任务说明.
请用两句话概括原文。

原文.
━━━━━━━━━━
Python scrapy框架快速入门

1. 什么是scrapy？

其官网是这样简述的，“A Fast & Powerful Scraping &Crawling Framework ”, 并且其底层以twisted作为网络架构( Python实现的基于事件驱动的网络引擎框架)，所以爬取效率及性能出色。

定义·：Scrapy是一个为了爬取网站数据，提取结构性数据而编写的应用框架。其可以应用在数据挖掘，信息处理或存储历史数据等一系列的程序中。其最初是为了页面抓取 (更确切来说, 网络抓取 )所设计的，也可以应用在获取API所返回的数据(例如 Amazon Associates Web Services ) 或者通用的网络爬虫。Scrapy用途广泛，可以用于数据挖掘、监测和自动化测试

2. scrapy模块执行与通信流程

2.1 流程图：
在这里插入图片描述

2.2 各大组件的作用：

引擎 (Scrapy Engine)：用来处理整个系统的数据流，触发事物（框架核心）

调度器 (Scheduler)：用来接收引擎发送的请求，压入请求队列中，并在引擎再次请求的时候返回，可以想象成一个url（待爬取网页的url）的优先队列，由他决定下一个要抓取的网址是什么，同时去除重复的网址

下载器 (Downloader)：顾名思义，用于下载网页代码，并将结果返回给spider

爬虫 (Spiders): 蜘蛛呢，就是执行者，用于解析网页中的信息，即实体（Item）

项目管道(Pipeline): 负责处理爬虫从网页中抽取的实体，主要功能是持久化实体，验证实体的有效性，清除不需要的信息。当爬虫被解析后，将被发送至项目管道，并经过几个特定次序来处理数据

下载中间件 (Downloader Middlewares): 位于Engine及Spider之间的框架，主要工作是处理scrapy engine与Downloader之间的请求及响应

爬虫中间件 (Spider Middlewares): 位于Engine及Spider之间的框架，主要工作是处理scrapy engine与spider之间的响应输入及请求输出

调度中间件 (Schedule Middlewares): 介于scrapy engine及scheduler之间的中间件，处理从scrapy engine发送到scheduler的请求响应

2.3 是不是感觉一头雾水，那我们直接上过程就很清楚啦

3. scrapy的基本使用

3.1 安装

# 这里我们用conda创建一个名为rawling_py36的虚拟环境
conda create --name crawling_py36 python=3.6

# 进入环境
activate crawling_py36

# 安装scrapy
conda install scrapy

# 退出当前环境(windows)
deactivate

说明：也可以使用pip install scrapy命令进行安装，但是在windows平台下， scrapy依赖pypiwin32模块，在执行pip install scrapy命令前，请先执行pip install pypiwin32

3.2 开始（这里以爬取糗事百科段子为例）

a. 新建项目

# 新建一个文件夹 并进入文件夹
mkdir spider_projects
cd ./spider_projects

# 进入虚拟环境
activate crawling_py36

# 新建爬虫项目,
scrapy startproject qsbk

#提示成功

b.新建爬虫
在这里插入图片描述
其域名为qiushibaike.com，我们这里根据域名新建一个spider

# 一定要在项目文件夹下
cd qsbk

scrapy genspider qsbk_spider qiushibaike.com
　　　　成功之后，其文件树结构为：

在这里插入图片描述
　c. 分析网页结构（https://www.qiushibaike.com/text/）
　
　那么红圈里的div就是当前页的所有段子信息，我们使用xpath进行解析，那么每一个段子的xpath语法为 //div[@id=‘content-left’]/div[contains(@class,‘article’)]
　在这里插入图片描述
　提取下一页的地址的xpath语法为 //ul[@class=‘pagination’]/li[last()]/a/@href
　
　d. 开始

爬虫配置 (settings.py):

'''
遇到问题没人解答？小编创建了一个Python学习交流QQ群：579817333 
寻找有志同道合的小伙伴，互帮互助,群里还有不错的视频学习教程和PDF电子书！
━━━━━━━━━━
材料.
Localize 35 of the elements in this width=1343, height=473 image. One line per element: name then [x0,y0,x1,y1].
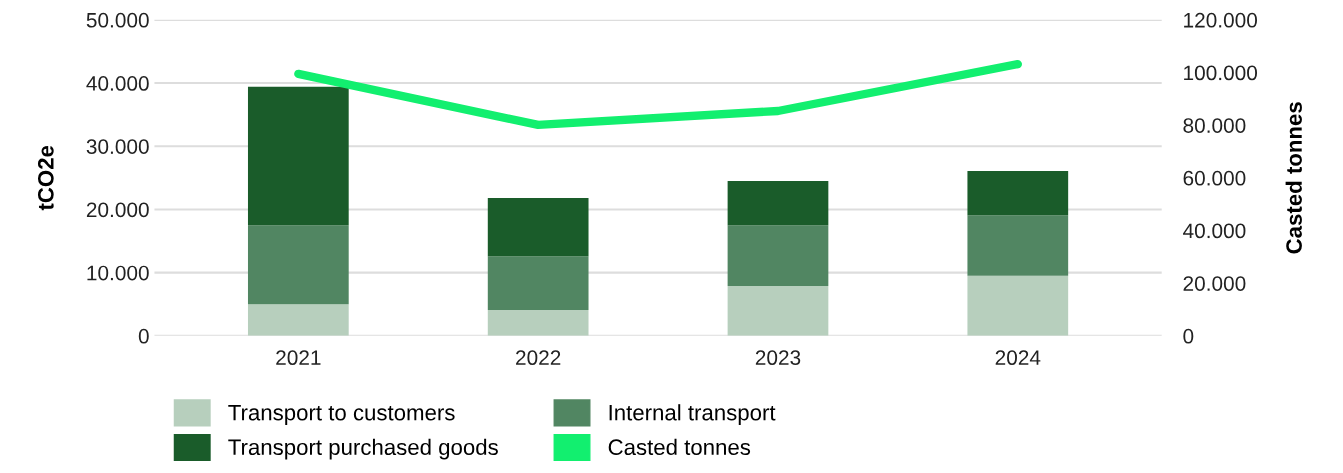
y2-tick-label: 120.000 [1184,12,1258,28]
y2-tick-label: 40.000 [1183,223,1246,239]
y-axis-title: tCO2e [37,145,54,211]
y-tick-label: 10.000 [87,265,149,281]
legend-label: Transport purchased goods [228,438,498,460]
legend-label: Casted tonnes [608,438,751,456]
x-tick-label: 2024 [995,350,1041,366]
y2-tick-label: 100.000 [1184,65,1258,81]
bar [487,256,589,310]
y2-tick-label: 80.000 [1183,118,1246,133]
x-tick-label: 2021 [276,350,321,366]
x-tick-label: 2022 [516,350,561,366]
y2-tick-label: 60.000 [1183,170,1246,186]
bar [967,170,1069,216]
y-tick-label: 0 [138,328,149,344]
bar [487,309,589,336]
bar [247,304,349,336]
bar [727,285,829,336]
y-tick-label: 50.000 [86,12,149,28]
bar [727,225,829,286]
y2-axis-title: Casted tonnes [1285,102,1302,254]
y2-tick-label: 0 [1183,328,1194,344]
bar [967,215,1069,276]
y2-tick-label: 20.000 [1183,276,1246,291]
bar [487,198,589,257]
y-tick-label: 20.000 [86,202,149,218]
legend-label: Internal transport [609,404,776,425]
y-tick-label: 40.000 [86,76,149,91]
bar [967,275,1069,336]
bar [247,225,349,305]
bar [247,86,349,226]
bar [727,181,829,226]
legend-label: Transport to customers [228,405,455,425]
y-tick-label: 30.000 [86,139,149,155]
x-tick-label: 2023 [755,350,801,366]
━━━━━━━━━━
参考答案.
Scrapy是一个用于爬取网站数据、提取结构性数据的应用框架，底层以twisted作为网络架构，由引擎、调度器、下载器、爬虫、项目管道以及多种中间件等组件构成。原文还介绍了用conda创建虚拟环境并安装scrapy的方法，并以爬取糗事百科段子为例，演示了新建项目、新建爬虫和用xpath分析网页结构的步骤。